- **WHAT YOU ARE ASKED TO DO**
Please retype the data in full and exactly; the pictures are not part of the copy.
===== DATASET =====
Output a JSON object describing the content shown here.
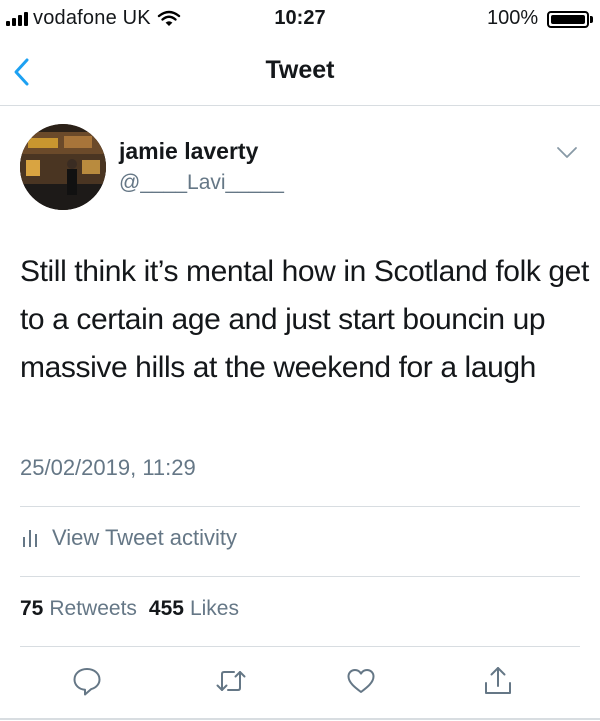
{
  "status_bar": {
    "carrier": "vodafone UK",
    "time": "10:27",
    "battery": "100%"
  },
  "nav": {
    "title": "Tweet",
    "back_icon": "chevron-left-icon"
  },
  "tweet": {
    "author_name": "jamie laverty",
    "author_handle": "@____Lavi_____",
    "text": "Still think it’s mental how in Scotland folk get to a certain age and just start bouncin up massive hills at the weekend for a laugh",
    "timestamp": "25/02/2019, 11:29",
    "activity_label": "View Tweet activity",
    "retweets_count": "75",
    "retweets_label": "Retweets",
    "likes_count": "455",
    "likes_label": "Likes"
  },
  "actions": [
    "reply-icon",
    "retweet-icon",
    "like-icon",
    "share-icon"
  ],
  "colors": {
    "accent": "#1da1f2",
    "text": "#14171a",
    "secondary": "#657786",
    "icon": "#657786",
    "divider": "#d8dde1"
  }
}
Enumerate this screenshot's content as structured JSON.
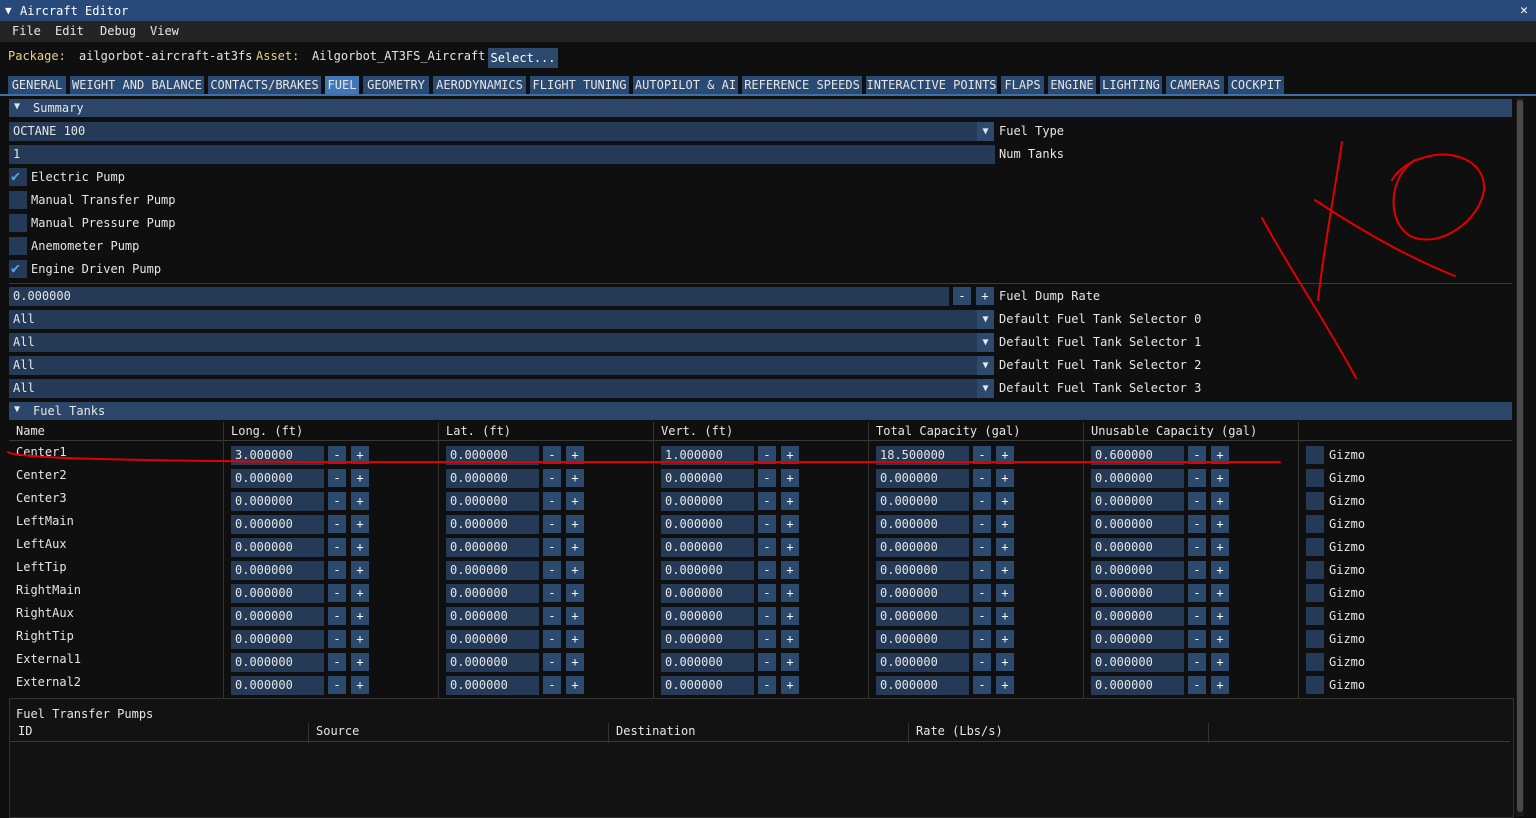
{
  "window": {
    "title": "Aircraft Editor",
    "close_icon": "close-icon"
  },
  "menu": [
    "File",
    "Edit",
    "Debug",
    "View"
  ],
  "package": {
    "label": "Package:",
    "value": "ailgorbot-aircraft-at3fs",
    "asset_label": "Asset:",
    "asset_value": "Ailgorbot_AT3FS_Aircraft",
    "select_label": "Select..."
  },
  "tabs": [
    "GENERAL",
    "WEIGHT AND BALANCE",
    "CONTACTS/BRAKES",
    "FUEL",
    "GEOMETRY",
    "AERODYNAMICS",
    "FLIGHT TUNING",
    "AUTOPILOT & AI",
    "REFERENCE SPEEDS",
    "INTERACTIVE POINTS",
    "FLAPS",
    "ENGINE",
    "LIGHTING",
    "CAMERAS",
    "COCKPIT"
  ],
  "active_tab": "FUEL",
  "summary": {
    "header": "Summary",
    "fuel_type": {
      "value": "OCTANE 100",
      "label": "Fuel Type"
    },
    "num_tanks": {
      "value": "1",
      "label": "Num Tanks"
    },
    "pumps": [
      {
        "label": "Electric Pump",
        "checked": true
      },
      {
        "label": "Manual Transfer Pump",
        "checked": false
      },
      {
        "label": "Manual Pressure Pump",
        "checked": false
      },
      {
        "label": "Anemometer Pump",
        "checked": false
      },
      {
        "label": "Engine Driven Pump",
        "checked": true
      }
    ],
    "fuel_dump_rate": {
      "value": "0.000000",
      "label": "Fuel Dump Rate",
      "minus": "-",
      "plus": "+"
    },
    "selectors": [
      {
        "value": "All",
        "label": "Default Fuel Tank Selector 0"
      },
      {
        "value": "All",
        "label": "Default Fuel Tank Selector 1"
      },
      {
        "value": "All",
        "label": "Default Fuel Tank Selector 2"
      },
      {
        "value": "All",
        "label": "Default Fuel Tank Selector 3"
      }
    ]
  },
  "fuel_tanks": {
    "header": "Fuel Tanks",
    "columns": [
      "Name",
      "Long. (ft)",
      "Lat. (ft)",
      "Vert. (ft)",
      "Total Capacity (gal)",
      "Unusable Capacity (gal)"
    ],
    "gizmo_label": "Gizmo",
    "minus": "-",
    "plus": "+",
    "rows": [
      {
        "name": "Center1",
        "values": [
          "3.000000",
          "0.000000",
          "1.000000",
          "18.500000",
          "0.600000"
        ]
      },
      {
        "name": "Center2",
        "values": [
          "0.000000",
          "0.000000",
          "0.000000",
          "0.000000",
          "0.000000"
        ]
      },
      {
        "name": "Center3",
        "values": [
          "0.000000",
          "0.000000",
          "0.000000",
          "0.000000",
          "0.000000"
        ]
      },
      {
        "name": "LeftMain",
        "values": [
          "0.000000",
          "0.000000",
          "0.000000",
          "0.000000",
          "0.000000"
        ]
      },
      {
        "name": "LeftAux",
        "values": [
          "0.000000",
          "0.000000",
          "0.000000",
          "0.000000",
          "0.000000"
        ]
      },
      {
        "name": "LeftTip",
        "values": [
          "0.000000",
          "0.000000",
          "0.000000",
          "0.000000",
          "0.000000"
        ]
      },
      {
        "name": "RightMain",
        "values": [
          "0.000000",
          "0.000000",
          "0.000000",
          "0.000000",
          "0.000000"
        ]
      },
      {
        "name": "RightAux",
        "values": [
          "0.000000",
          "0.000000",
          "0.000000",
          "0.000000",
          "0.000000"
        ]
      },
      {
        "name": "RightTip",
        "values": [
          "0.000000",
          "0.000000",
          "0.000000",
          "0.000000",
          "0.000000"
        ]
      },
      {
        "name": "External1",
        "values": [
          "0.000000",
          "0.000000",
          "0.000000",
          "0.000000",
          "0.000000"
        ]
      },
      {
        "name": "External2",
        "values": [
          "0.000000",
          "0.000000",
          "0.000000",
          "0.000000",
          "0.000000"
        ]
      }
    ]
  },
  "fuel_transfer_pumps": {
    "title": "Fuel Transfer Pumps",
    "columns": [
      "ID",
      "Source",
      "Destination",
      "Rate (Lbs/s)"
    ]
  },
  "colors": {
    "accent": "#4177b8",
    "frame": "#243a57",
    "annotation": "#e00000"
  }
}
=====
- **REPLY**
Output a JSON object describing the content shown here.
{
  "status_bar": {
    "carrier": "vodafone UK",
    "time": "10:27",
    "battery": "100%"
  },
  "nav": {
    "title": "Tweet",
    "back_icon": "chevron-left-icon"
  },
  "tweet": {
    "author_name": "jamie laverty",
    "author_handle": "@____Lavi_____",
    "text": "Still think it’s mental how in Scotland folk get to a certain age and just start bouncin up massive hills at the weekend for a laugh",
    "timestamp": "25/02/2019, 11:29",
    "activity_label": "View Tweet activity",
    "retweets_count": "75",
    "retweets_label": "Retweets",
    "likes_count": "455",
    "likes_label": "Likes"
  },
  "actions": [
    "reply-icon",
    "retweet-icon",
    "like-icon",
    "share-icon"
  ],
  "colors": {
    "accent": "#1da1f2",
    "text": "#14171a",
    "secondary": "#657786",
    "icon": "#657786",
    "divider": "#d8dde1"
  }
}
Enumerate this screenshot's content as structured JSON.
{
  "window": {
    "title": "Aircraft Editor",
    "close_icon": "close-icon"
  },
  "menu": [
    "File",
    "Edit",
    "Debug",
    "View"
  ],
  "package": {
    "label": "Package:",
    "value": "ailgorbot-aircraft-at3fs",
    "asset_label": "Asset:",
    "asset_value": "Ailgorbot_AT3FS_Aircraft",
    "select_label": "Select..."
  },
  "tabs": [
    "GENERAL",
    "WEIGHT AND BALANCE",
    "CONTACTS/BRAKES",
    "FUEL",
    "GEOMETRY",
    "AERODYNAMICS",
    "FLIGHT TUNING",
    "AUTOPILOT & AI",
    "REFERENCE SPEEDS",
    "INTERACTIVE POINTS",
    "FLAPS",
    "ENGINE",
    "LIGHTING",
    "CAMERAS",
    "COCKPIT"
  ],
  "active_tab": "FUEL",
  "summary": {
    "header": "Summary",
    "fuel_type": {
      "value": "OCTANE 100",
      "label": "Fuel Type"
    },
    "num_tanks": {
      "value": "1",
      "label": "Num Tanks"
    },
    "pumps": [
      {
        "label": "Electric Pump",
        "checked": true
      },
      {
        "label": "Manual Transfer Pump",
        "checked": false
      },
      {
        "label": "Manual Pressure Pump",
        "checked": false
      },
      {
        "label": "Anemometer Pump",
        "checked": false
      },
      {
        "label": "Engine Driven Pump",
        "checked": true
      }
    ],
    "fuel_dump_rate": {
      "value": "0.000000",
      "label": "Fuel Dump Rate",
      "minus": "-",
      "plus": "+"
    },
    "selectors": [
      {
        "value": "All",
        "label": "Default Fuel Tank Selector 0"
      },
      {
        "value": "All",
        "label": "Default Fuel Tank Selector 1"
      },
      {
        "value": "All",
        "label": "Default Fuel Tank Selector 2"
      },
      {
        "value": "All",
        "label": "Default Fuel Tank Selector 3"
      }
    ]
  },
  "fuel_tanks": {
    "header": "Fuel Tanks",
    "columns": [
      "Name",
      "Long. (ft)",
      "Lat. (ft)",
      "Vert. (ft)",
      "Total Capacity (gal)",
      "Unusable Capacity (gal)"
    ],
    "gizmo_label": "Gizmo",
    "minus": "-",
    "plus": "+",
    "rows": [
      {
        "name": "Center1",
        "values": [
          "3.000000",
          "0.000000",
          "1.000000",
          "18.500000",
          "0.600000"
        ]
      },
      {
        "name": "Center2",
        "values": [
          "0.000000",
          "0.000000",
          "0.000000",
          "0.000000",
          "0.000000"
        ]
      },
      {
        "name": "Center3",
        "values": [
          "0.000000",
          "0.000000",
          "0.000000",
          "0.000000",
          "0.000000"
        ]
      },
      {
        "name": "LeftMain",
        "values": [
          "0.000000",
          "0.000000",
          "0.000000",
          "0.000000",
          "0.000000"
        ]
      },
      {
        "name": "LeftAux",
        "values": [
          "0.000000",
          "0.000000",
          "0.000000",
          "0.000000",
          "0.000000"
        ]
      },
      {
        "name": "LeftTip",
        "values": [
          "0.000000",
          "0.000000",
          "0.000000",
          "0.000000",
          "0.000000"
        ]
      },
      {
        "name": "RightMain",
        "values": [
          "0.000000",
          "0.000000",
          "0.000000",
          "0.000000",
          "0.000000"
        ]
      },
      {
        "name": "RightAux",
        "values": [
          "0.000000",
          "0.000000",
          "0.000000",
          "0.000000",
          "0.000000"
        ]
      },
      {
        "name": "RightTip",
        "values": [
          "0.000000",
          "0.000000",
          "0.000000",
          "0.000000",
          "0.000000"
        ]
      },
      {
        "name": "External1",
        "values": [
          "0.000000",
          "0.000000",
          "0.000000",
          "0.000000",
          "0.000000"
        ]
      },
      {
        "name": "External2",
        "values": [
          "0.000000",
          "0.000000",
          "0.000000",
          "0.000000",
          "0.000000"
        ]
      }
    ]
  },
  "fuel_transfer_pumps": {
    "title": "Fuel Transfer Pumps",
    "columns": [
      "ID",
      "Source",
      "Destination",
      "Rate (Lbs/s)"
    ]
  },
  "colors": {
    "accent": "#4177b8",
    "frame": "#243a57",
    "annotation": "#e00000"
  }
}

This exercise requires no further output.